Saved entries
-*-*-

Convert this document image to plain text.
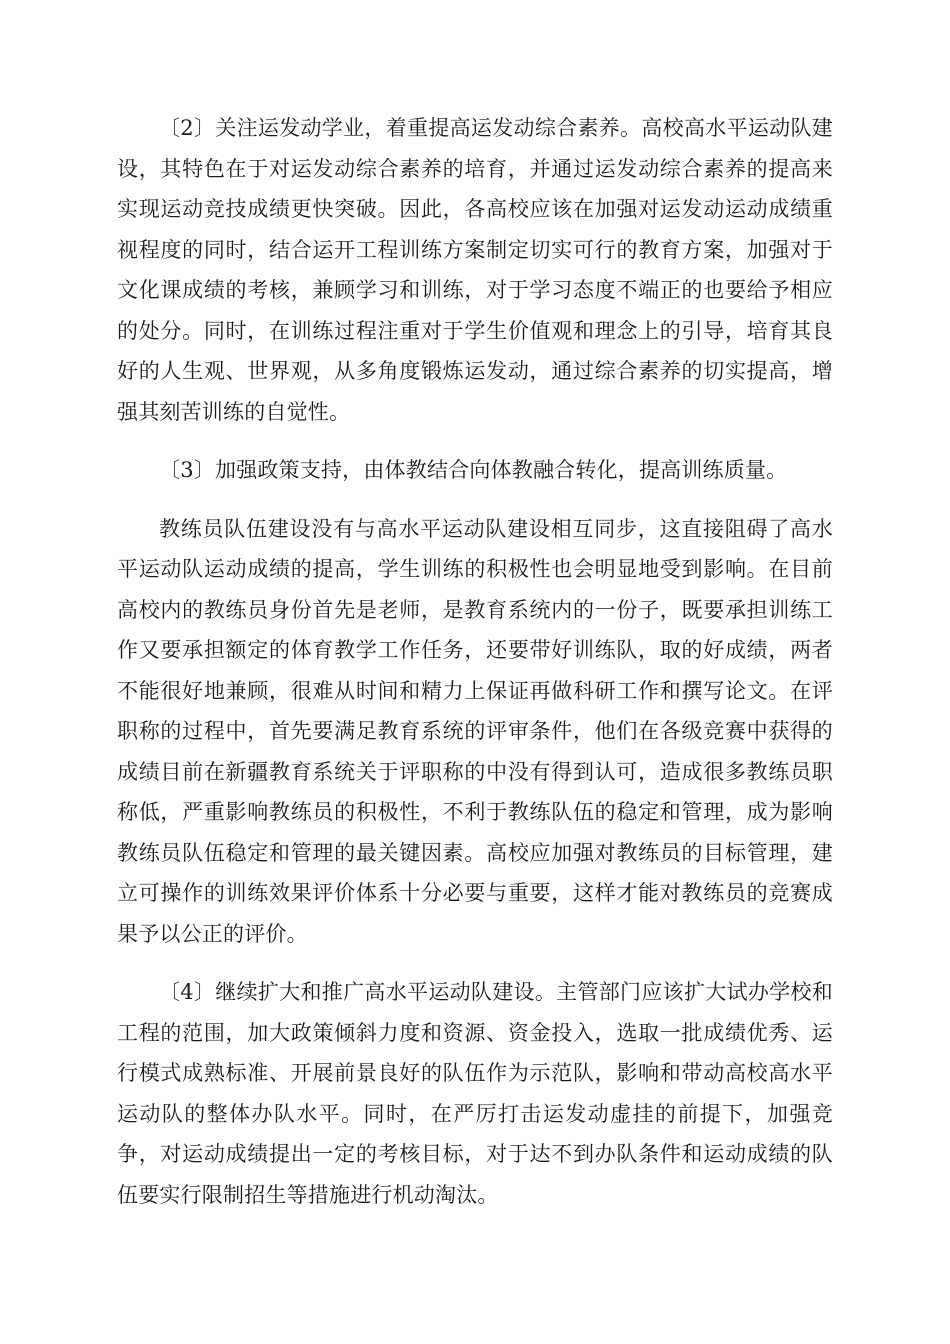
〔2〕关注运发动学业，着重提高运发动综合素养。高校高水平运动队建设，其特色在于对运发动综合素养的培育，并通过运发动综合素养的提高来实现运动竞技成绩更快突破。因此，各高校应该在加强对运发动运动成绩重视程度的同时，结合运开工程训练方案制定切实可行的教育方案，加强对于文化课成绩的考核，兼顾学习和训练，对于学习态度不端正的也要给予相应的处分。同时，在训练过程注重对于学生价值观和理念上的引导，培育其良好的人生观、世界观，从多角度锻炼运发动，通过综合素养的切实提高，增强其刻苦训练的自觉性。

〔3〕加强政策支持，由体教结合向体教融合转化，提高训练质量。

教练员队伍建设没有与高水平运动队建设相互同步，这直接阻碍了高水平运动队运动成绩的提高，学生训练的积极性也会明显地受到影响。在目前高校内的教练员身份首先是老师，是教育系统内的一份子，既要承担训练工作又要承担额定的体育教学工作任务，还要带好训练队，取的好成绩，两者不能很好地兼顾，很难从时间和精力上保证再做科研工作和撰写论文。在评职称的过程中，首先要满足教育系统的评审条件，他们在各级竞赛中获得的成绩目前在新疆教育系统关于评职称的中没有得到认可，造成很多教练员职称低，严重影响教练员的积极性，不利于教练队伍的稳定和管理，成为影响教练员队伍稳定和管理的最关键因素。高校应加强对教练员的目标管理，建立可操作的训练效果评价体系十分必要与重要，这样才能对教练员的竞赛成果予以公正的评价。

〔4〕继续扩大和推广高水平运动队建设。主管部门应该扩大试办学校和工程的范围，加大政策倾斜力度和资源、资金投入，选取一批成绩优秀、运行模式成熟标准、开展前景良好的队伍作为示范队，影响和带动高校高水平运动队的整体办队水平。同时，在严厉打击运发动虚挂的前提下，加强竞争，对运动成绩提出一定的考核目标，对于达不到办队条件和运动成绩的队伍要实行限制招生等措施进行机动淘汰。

-*-*-

__Aim__. Restate each entry word for word, please, but drop any images it holds.

__Exercise response__.
Convert this document image to plain text.
〔2〕关注运发动学业，着重提高运发动综合素养。高校高水平运动队建设，其特色在于对运发动综合素养的培育，并通过运发动综合素养的提高来实现运动竞技成绩更快突破。因此，各高校应该在加强对运发动运动成绩重视程度的同时，结合运开工程训练方案制定切实可行的教育方案，加强对于文化课成绩的考核，兼顾学习和训练，对于学习态度不端正的也要给予相应的处分。同时，在训练过程注重对于学生价值观和理念上的引导，培育其良好的人生观、世界观，从多角度锻炼运发动，通过综合素养的切实提高，增强其刻苦训练的自觉性。

〔3〕加强政策支持，由体教结合向体教融合转化，提高训练质量。

教练员队伍建设没有与高水平运动队建设相互同步，这直接阻碍了高水平运动队运动成绩的提高，学生训练的积极性也会明显地受到影响。在目前高校内的教练员身份首先是老师，是教育系统内的一份子，既要承担训练工作又要承担额定的体育教学工作任务，还要带好训练队，取的好成绩，两者不能很好地兼顾，很难从时间和精力上保证再做科研工作和撰写论文。在评职称的过程中，首先要满足教育系统的评审条件，他们在各级竞赛中获得的成绩目前在新疆教育系统关于评职称的中没有得到认可，造成很多教练员职称低，严重影响教练员的积极性，不利于教练队伍的稳定和管理，成为影响教练员队伍稳定和管理的最关键因素。高校应加强对教练员的目标管理，建立可操作的训练效果评价体系十分必要与重要，这样才能对教练员的竞赛成果予以公正的评价。

〔4〕继续扩大和推广高水平运动队建设。主管部门应该扩大试办学校和工程的范围，加大政策倾斜力度和资源、资金投入，选取一批成绩优秀、运行模式成熟标准、开展前景良好的队伍作为示范队，影响和带动高校高水平运动队的整体办队水平。同时，在严厉打击运发动虚挂的前提下，加强竞争，对运动成绩提出一定的考核目标，对于达不到办队条件和运动成绩的队伍要实行限制招生等措施进行机动淘汰。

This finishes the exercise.